§ **What is being asked**: Return each line of the material verbatim.

Records from a data collection:
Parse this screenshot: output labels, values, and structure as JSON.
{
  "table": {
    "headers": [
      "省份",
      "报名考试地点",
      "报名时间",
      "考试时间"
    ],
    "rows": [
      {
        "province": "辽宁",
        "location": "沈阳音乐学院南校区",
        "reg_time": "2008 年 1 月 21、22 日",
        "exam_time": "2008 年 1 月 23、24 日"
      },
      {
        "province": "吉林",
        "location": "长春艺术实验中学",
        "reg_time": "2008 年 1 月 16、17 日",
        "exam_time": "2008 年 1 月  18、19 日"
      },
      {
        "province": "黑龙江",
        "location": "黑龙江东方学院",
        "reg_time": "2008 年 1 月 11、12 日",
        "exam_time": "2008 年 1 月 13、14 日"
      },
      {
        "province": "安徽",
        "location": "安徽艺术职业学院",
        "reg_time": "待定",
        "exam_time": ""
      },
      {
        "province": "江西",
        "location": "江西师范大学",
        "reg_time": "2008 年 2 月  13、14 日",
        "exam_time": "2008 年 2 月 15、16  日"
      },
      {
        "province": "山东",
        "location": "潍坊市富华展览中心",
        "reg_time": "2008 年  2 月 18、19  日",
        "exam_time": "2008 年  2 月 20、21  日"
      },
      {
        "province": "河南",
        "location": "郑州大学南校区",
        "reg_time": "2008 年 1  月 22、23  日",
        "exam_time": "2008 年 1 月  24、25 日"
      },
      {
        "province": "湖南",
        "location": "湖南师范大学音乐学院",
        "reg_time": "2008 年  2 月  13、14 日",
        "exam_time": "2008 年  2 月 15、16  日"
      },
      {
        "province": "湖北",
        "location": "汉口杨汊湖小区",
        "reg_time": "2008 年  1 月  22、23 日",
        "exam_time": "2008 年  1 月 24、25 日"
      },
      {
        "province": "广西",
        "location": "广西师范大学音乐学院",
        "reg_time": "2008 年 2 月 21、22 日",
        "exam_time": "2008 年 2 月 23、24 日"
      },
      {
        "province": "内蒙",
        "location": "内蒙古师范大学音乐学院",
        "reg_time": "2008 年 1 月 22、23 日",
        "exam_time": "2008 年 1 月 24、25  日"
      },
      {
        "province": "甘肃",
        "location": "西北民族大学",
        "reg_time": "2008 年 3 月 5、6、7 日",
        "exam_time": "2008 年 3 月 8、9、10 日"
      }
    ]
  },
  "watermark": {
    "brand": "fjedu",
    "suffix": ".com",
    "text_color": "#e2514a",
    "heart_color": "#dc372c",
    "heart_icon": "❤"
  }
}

§ **Problem solution**:
Parse this screenshot: output labels, values, and structure as JSON.
{
  "table": {
    "headers": [
      "省份",
      "报名考试地点",
      "报名时间",
      "考试时间"
    ],
    "rows": [
      {
        "province": "辽宁",
        "location": "沈阳音乐学院南校区",
        "reg_time": "2008 年 1 月 21、22 日",
        "exam_time": "2008 年 1 月 23、24 日"
      },
      {
        "province": "吉林",
        "location": "长春艺术实验中学",
        "reg_time": "2008 年 1 月 16、17 日",
        "exam_time": "2008 年 1 月  18、19 日"
      },
      {
        "province": "黑龙江",
        "location": "黑龙江东方学院",
        "reg_time": "2008 年 1 月 11、12 日",
        "exam_time": "2008 年 1 月 13、14 日"
      },
      {
        "province": "安徽",
        "location": "安徽艺术职业学院",
        "reg_time": "待定",
        "exam_time": ""
      },
      {
        "province": "江西",
        "location": "江西师范大学",
        "reg_time": "2008 年 2 月  13、14 日",
        "exam_time": "2008 年 2 月 15、16  日"
      },
      {
        "province": "山东",
        "location": "潍坊市富华展览中心",
        "reg_time": "2008 年  2 月 18、19  日",
        "exam_time": "2008 年  2 月 20、21  日"
      },
      {
        "province": "河南",
        "location": "郑州大学南校区",
        "reg_time": "2008 年 1  月 22、23  日",
        "exam_time": "2008 年 1 月  24、25 日"
      },
      {
        "province": "湖南",
        "location": "湖南师范大学音乐学院",
        "reg_time": "2008 年  2 月  13、14 日",
        "exam_time": "2008 年  2 月 15、16  日"
      },
      {
        "province": "湖北",
        "location": "汉口杨汊湖小区",
        "reg_time": "2008 年  1 月  22、23 日",
        "exam_time": "2008 年  1 月 24、25 日"
      },
      {
        "province": "广西",
        "location": "广西师范大学音乐学院",
        "reg_time": "2008 年 2 月 21、22 日",
        "exam_time": "2008 年 2 月 23、24 日"
      },
      {
        "province": "内蒙",
        "location": "内蒙古师范大学音乐学院",
        "reg_time": "2008 年 1 月 22、23 日",
        "exam_time": "2008 年 1 月 24、25  日"
      },
      {
        "province": "甘肃",
        "location": "西北民族大学",
        "reg_time": "2008 年 3 月 5、6、7 日",
        "exam_time": "2008 年 3 月 8、9、10 日"
      }
    ]
  },
  "watermark": {
    "brand": "fjedu",
    "suffix": ".com",
    "text_color": "#e2514a",
    "heart_color": "#dc372c",
    "heart_icon": "❤"
  }
}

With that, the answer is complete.